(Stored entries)
==*==

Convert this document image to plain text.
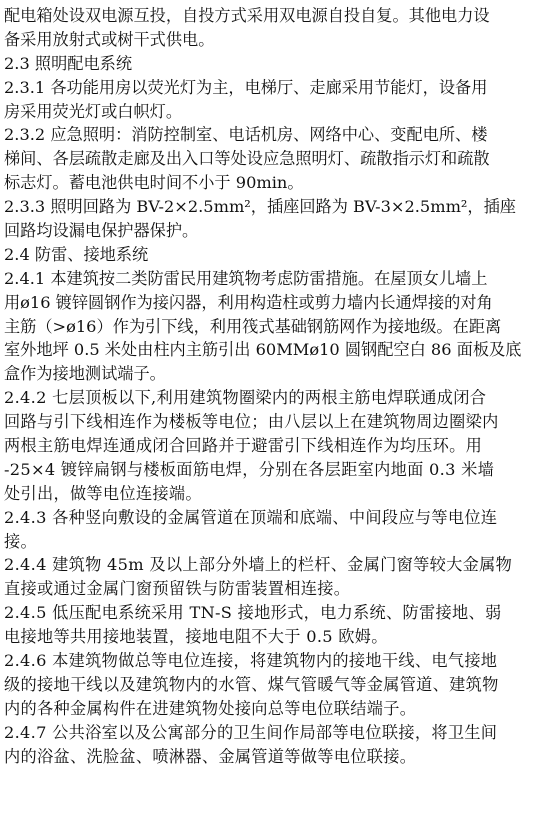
配电箱处设双电源互投，自投方式采用双电源自投自复。其他电力设
备采用放射式或树干式供电。
2.3 照明配电系统
2.3.1 各功能用房以荧光灯为主，电梯厅、走廊采用节能灯，设备用
房采用荧光灯或白帜灯。
2.3.2 应急照明：消防控制室、电话机房、网络中心、变配电所、楼
梯间、各层疏散走廊及出入口等处设应急照明灯、疏散指示灯和疏散
标志灯。蓄电池供电时间不小于 90min。
2.3.3 照明回路为 BV-2×2.5mm²，插座回路为 BV-3×2.5mm²，插座
回路均设漏电保护器保护。
2.4 防雷、接地系统
2.4.1 本建筑按二类防雷民用建筑物考虑防雷措施。在屋顶女儿墙上
用ø16 镀锌圆钢作为接闪器，利用构造柱或剪力墙内长通焊接的对角
主筋（>ø16）作为引下线，利用筏式基础钢筋网作为接地级。在距离
室外地坪 0.5 米处由柱内主筋引出 60MMø10 圆钢配空白 86 面板及底
盒作为接地测试端子。
2.4.2 七层顶板以下,利用建筑物圈梁内的两根主筋电焊联通成闭合
回路与引下线相连作为楼板等电位；由八层以上在建筑物周边圈梁内
两根主筋电焊连通成闭合回路并于避雷引下线相连作为均压环。用
-25×4 镀锌扁钢与楼板面筋电焊，分别在各层距室内地面 0.3 米墙
处引出，做等电位连接端。
2.4.3 各种竖向敷设的金属管道在顶端和底端、中间段应与等电位连
接。
2.4.4 建筑物 45m 及以上部分外墙上的栏杆、金属门窗等较大金属物
直接或通过金属门窗预留铁与防雷装置相连接。
2.4.5 低压配电系统采用 TN-S 接地形式，电力系统、防雷接地、弱
电接地等共用接地装置，接地电阻不大于 0.5 欧姆。
2.4.6 本建筑物做总等电位连接，将建筑物内的接地干线、电气接地
级的接地干线以及建筑物内的水管、煤气管暖气等金属管道、建筑物
内的各种金属构件在进建筑物处接向总等电位联结端子。
2.4.7 公共浴室以及公寓部分的卫生间作局部等电位联接，将卫生间
内的浴盆、洗脸盆、喷淋器、金属管道等做等电位联接。
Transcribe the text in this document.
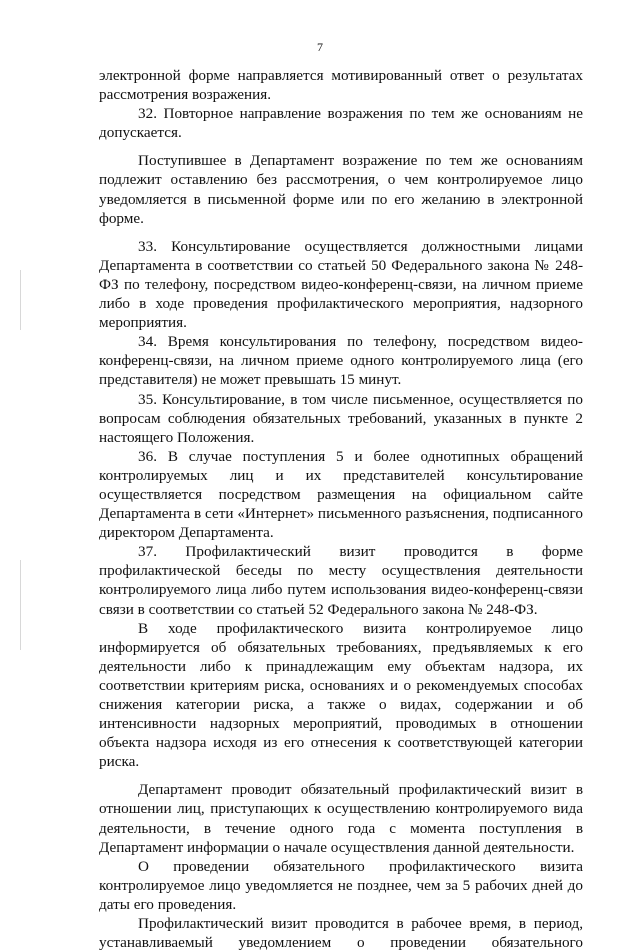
7

электронной форме направляется мотивированный ответ о результатах рассмотрения возражения.

32. Повторное направление возражения по тем же основаниям не допускается.

Поступившее в Департамент возражение по тем же основаниям подлежит оставлению без рассмотрения, о чем контролируемое лицо уведомляется в письменной форме или по его желанию в электронной форме.

33. Консультирование осуществляется должностными лицами Департамента в соответствии со статьей 50 Федерального закона № 248-ФЗ по телефону, посредством видео-конференц-связи, на личном приеме либо в ходе проведения профилактического мероприятия, надзорного мероприятия.

34. Время консультирования по телефону, посредством видео-конференц-связи, на личном приеме одного контролируемого лица (его представителя) не может превышать 15 минут.

35. Консультирование, в том числе письменное, осуществляется по вопросам соблюдения обязательных требований, указанных в пункте 2 настоящего Положения.

36. В случае поступления 5 и более однотипных обращений контролируемых лиц и их представителей консультирование осуществляется посредством размещения на официальном сайте Департамента в сети «Интернет» письменного разъяснения, подписанного директором Департамента.

37. Профилактический визит проводится в форме профилактической беседы по месту осуществления деятельности контролируемого лица либо путем использования видео-конференц-связи связи в соответствии со статьей 52 Федерального закона № 248-ФЗ.

В ходе профилактического визита контролируемое лицо информируется об обязательных требованиях, предъявляемых к его деятельности либо к принадлежащим ему объектам надзора, их соответствии критериям риска, основаниях и о рекомендуемых способах снижения категории риска, а также о видах, содержании и об интенсивности надзорных мероприятий, проводимых в отношении объекта надзора исходя из его отнесения к соответствующей категории риска.

Департамент проводит обязательный профилактический визит в отношении лиц, приступающих к осуществлению контролируемого вида деятельности, в течение одного года с момента поступления в Департамент информации о начале осуществления данной деятельности.

О проведении обязательного профилактического визита контролируемое лицо уведомляется не позднее, чем за 5 рабочих дней до даты его проведения.

Профилактический визит проводится в рабочее время, в период, устанавливаемый уведомлением о проведении обязательного
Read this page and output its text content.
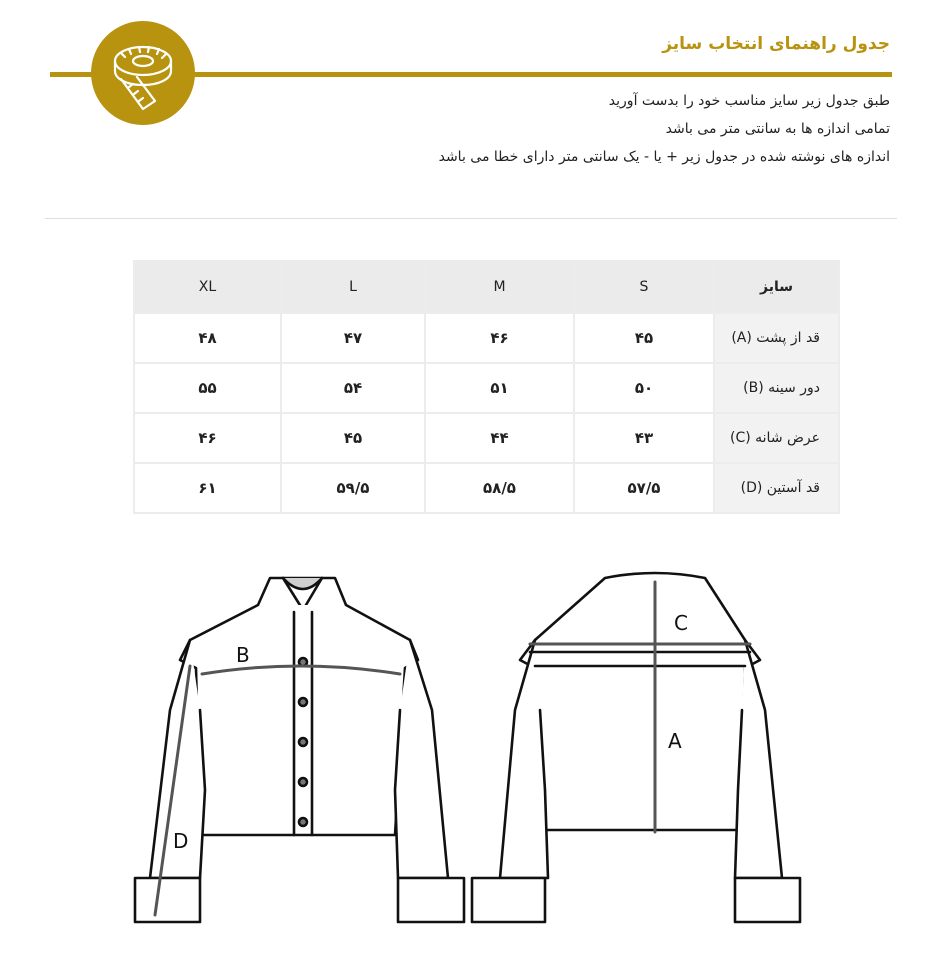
جدول راهنمای انتخاب سایز

طبق جدول زیر سایز مناسب خود را بدست آورید

تمامی اندازه ها به سانتی متر می باشد

اندازه های نوشته شده در جدول زیر + یا - یک سانتی متر دارای خطا می باشد

XL	L	M	S	سایز
۴۸	۴۷	۴۶	۴۵	قد از پشت (A)
۵۵	۵۴	۵۱	۵۰	دور سینه (B)
۴۶	۴۵	۴۴	۴۳	عرض شانه (C)
۶۱	۵۹/۵	۵۸/۵	۵۷/۵	قد آستین (D)
B
D
C
A
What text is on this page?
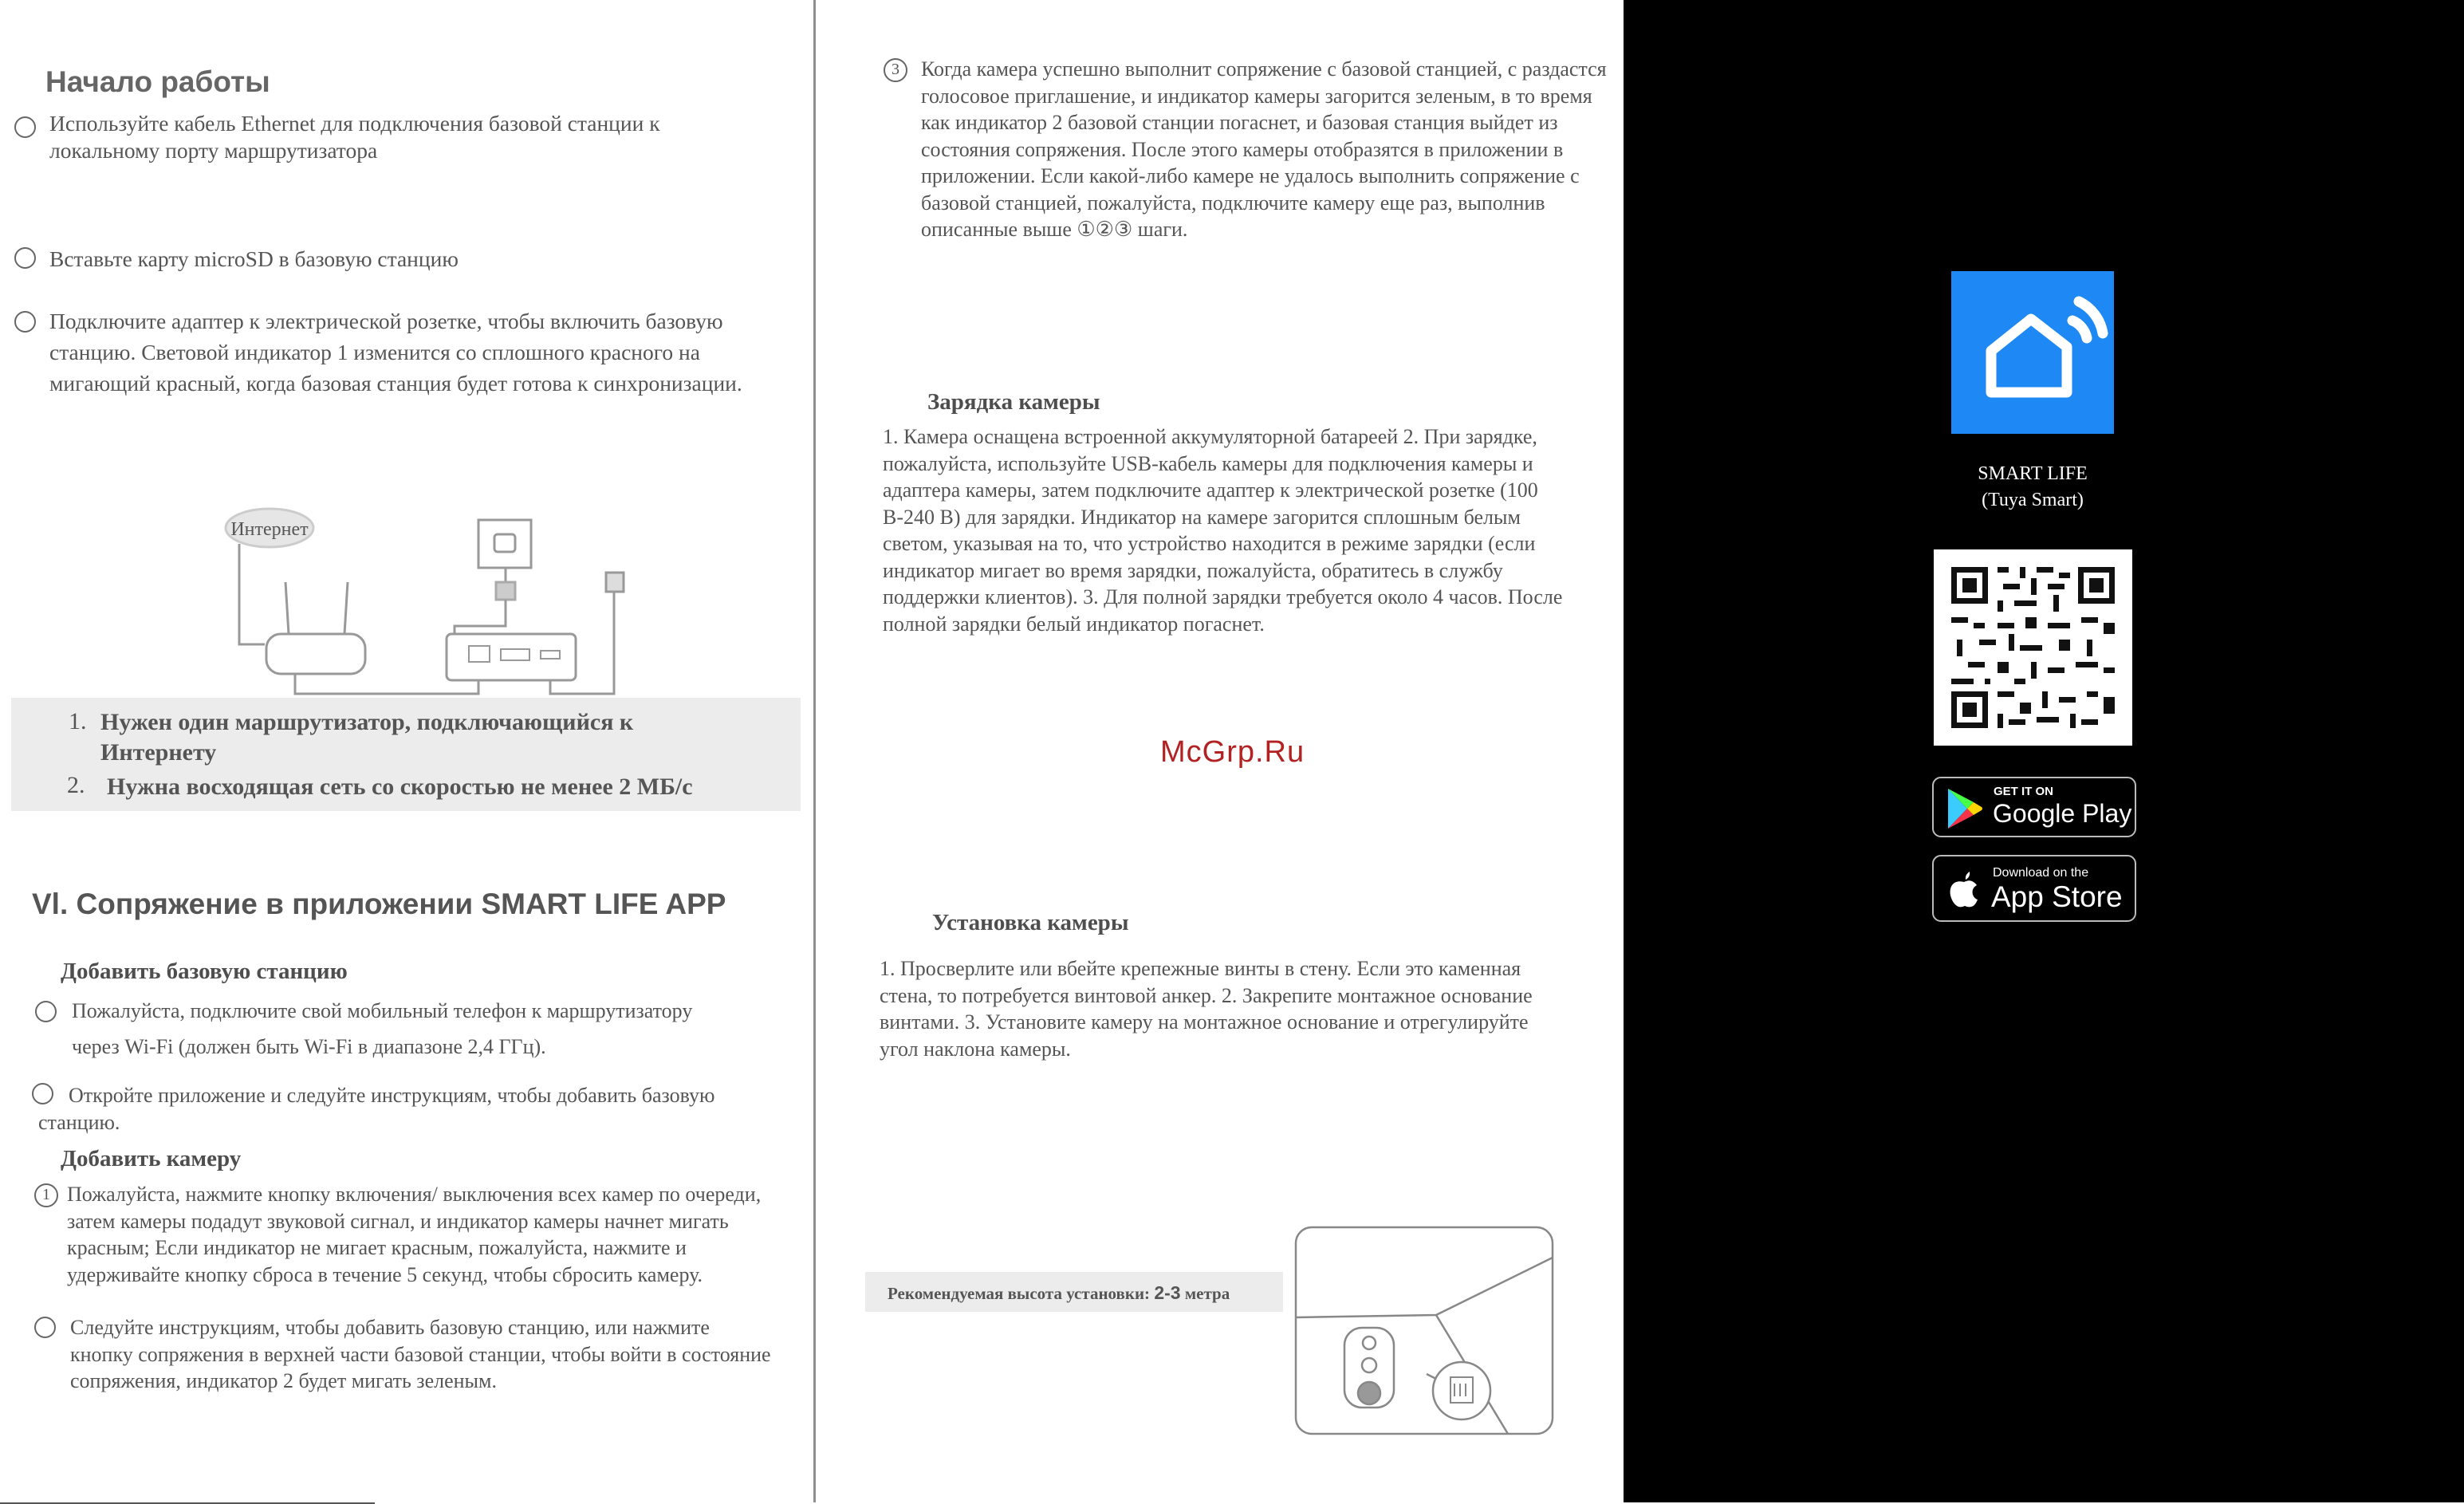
Начало работы
Используйте кабель Ethernet для подключения базовой станции к локальному порту маршрутизатора
Вставьте карту microSD в базовую станцию
Подключите адаптер к электрической розетке, чтобы включить базовую станцию. Световой индикатор 1 изменится со сплошного красного на мигающий красный, когда базовая станция будет готова к синхронизации.
Интернет
1. Нужен один маршрутизатор, подключающийся к Интернету
2. Нужна восходящая сеть со скоростью не менее 2 МБ/с
Vl. Сопряжение в приложении SMART LIFE APP
Добавить базовую станцию
Пожалуйста, подключите свой мобильный телефон к маршрутизатору
через Wi-Fi (должен быть Wi-Fi в диапазоне 2,4 ГГц).
Откройте приложение и следуйте инструкциям, чтобы добавить базовую станцию.
Добавить камеру
1 Пожалуйста, нажмите кнопку включения/ выключения всех камер по очереди, затем камеры подадут звуковой сигнал, и индикатор камеры начнет мигать красным; Если индикатор не мигает красным, пожалуйста, нажмите и удерживайте кнопку сброса в течение 5 секунд, чтобы сбросить камеру.
Следуйте инструкциям, чтобы добавить базовую станцию, или нажмите кнопку сопряжения в верхней части базовой станции, чтобы войти в состояние сопряжения, индикатор 2 будет мигать зеленым.
3	Когда камера успешно выполнит сопряжение с базовой станцией, с раздастся голосовое приглашение, и индикатор камеры загорится зеленым, в то время как индикатор 2 базовой станции погаснет, и базовая станция выйдет из состояния сопряжения. После этого камеры отобразятся в приложении в приложении. Если какой-либо камере не удалось выполнить сопряжение с базовой станцией, пожалуйста, подключите камеру еще раз, выполнив описанные выше ①②③ шаги.
Зарядка камеры
1. Камера оснащена встроенной аккумуляторной батареей 2. При зарядке, пожалуйста, используйте USB-кабель камеры для подключения камеры и адаптера камеры, затем подключите адаптер к электрической розетке (100 В-240 В) для зарядки. Индикатор на камере загорится сплошным белым светом, указывая на то, что устройство находится в режиме зарядки (если индикатор мигает во время зарядки, пожалуйста, обратитесь в службу поддержки клиентов). 3. Для полной зарядки требуется около 4 часов. После полной зарядки белый индикатор погаснет.
McGrp.Ru
Установка камеры
1. Просверлите или вбейте крепежные винты в стену. Если это каменная стена, то потребуется винтовой анкер. 2. Закрепите монтажное основание винтами. 3. Установите камеру на монтажное основание и отрегулируйте угол наклона камеры.
Рекомендуемая высота установки: 2-3 метра
SMART LIFE
(Tuya Smart)
GET IT ON
Google Play
Download on the
App Store
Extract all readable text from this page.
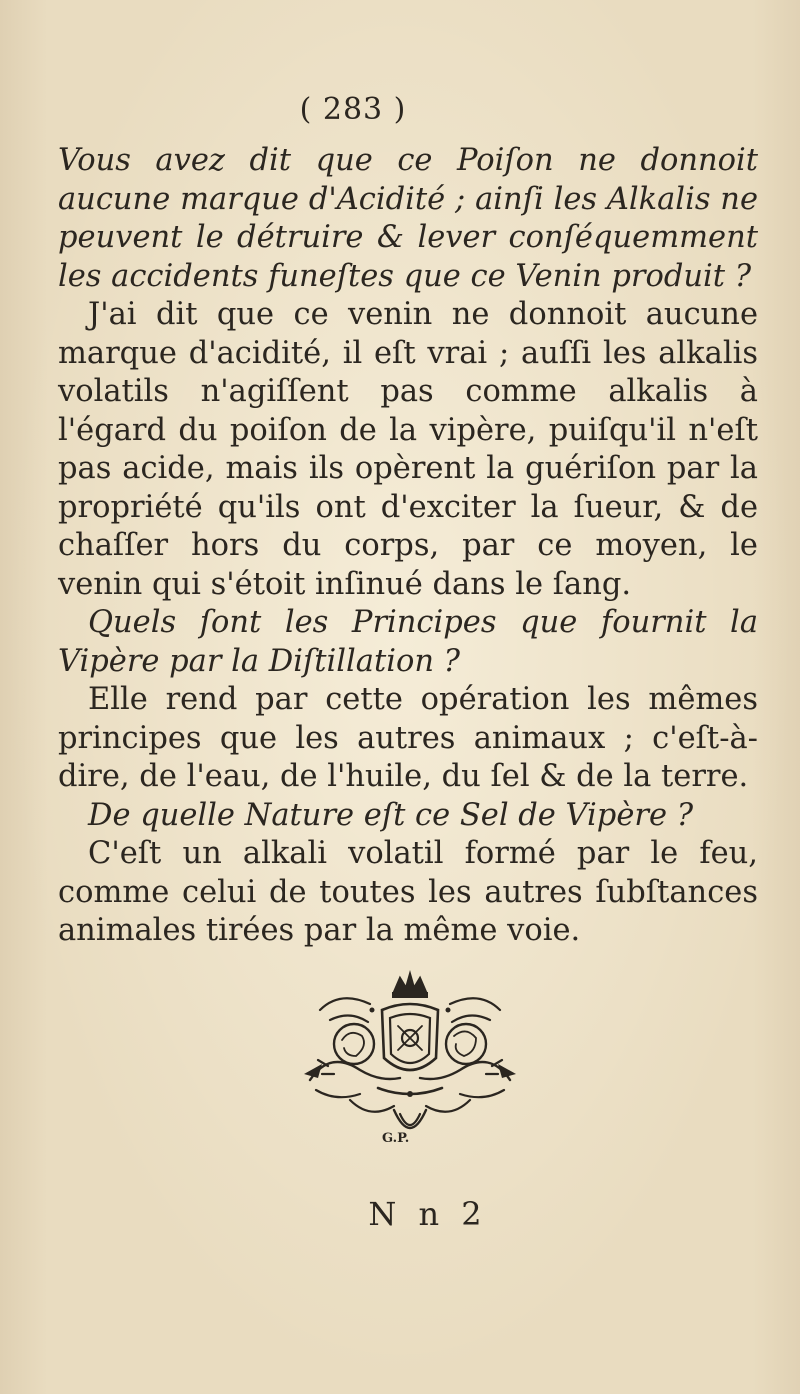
( 283 )

Vous avez dit que ce Poiſon ne donnoit aucune marque d'Acidité ; ainſi les Alkalis ne peuvent le détruire & lever conſéquemment les accidents funeſtes que ce Venin produit ?

J'ai dit que ce venin ne donnoit aucune marque d'acidité, il eſt vrai ; auſſi les alkalis volatils n'agiſſent pas comme alkalis à l'égard du poiſon de la vipère, puiſqu'il n'eſt pas acide, mais ils opèrent la guériſon par la propriété qu'ils ont d'exciter la ſueur, & de chaſſer hors du corps, par ce moyen, le venin qui s'étoit inſinué dans le ſang.

Quels ſont les Principes que fournit la Vipère par la Diſtillation ?

Elle rend par cette opération les mêmes principes que les autres animaux ; c'eſt-à-dire, de l'eau, de l'huile, du ſel & de la terre.

De quelle Nature eſt ce Sel de Vipère ?

C'eſt un alkali volatil formé par le feu, comme celui de toutes les autres ſubſtances animales tirées par la même voie.

G.P.
N n 2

==*==

* **The request**
Copy out exactly the lines between the line containing "Extract all readable text from this page." and the end of the entries, including both, and leave the pictures behind.

* **Full response**
Extract all readable text from this page.
( 283 )

Vous avez dit que ce Poiſon ne donnoit aucune marque d'Acidité ; ainſi les Alkalis ne peuvent le détruire & lever conſéquemment les accidents funeſtes que ce Venin produit ?

J'ai dit que ce venin ne donnoit aucune marque d'acidité, il eſt vrai ; auſſi les alkalis volatils n'agiſſent pas comme alkalis à l'égard du poiſon de la vipère, puiſqu'il n'eſt pas acide, mais ils opèrent la guériſon par la propriété qu'ils ont d'exciter la ſueur, & de chaſſer hors du corps, par ce moyen, le venin qui s'étoit inſinué dans le ſang.

Quels ſont les Principes que fournit la Vipère par la Diſtillation ?

Elle rend par cette opération les mêmes principes que les autres animaux ; c'eſt-à-dire, de l'eau, de l'huile, du ſel & de la terre.

De quelle Nature eſt ce Sel de Vipère ?

C'eſt un alkali volatil formé par le feu, comme celui de toutes les autres ſubſtances animales tirées par la même voie.

G.P.
N n 2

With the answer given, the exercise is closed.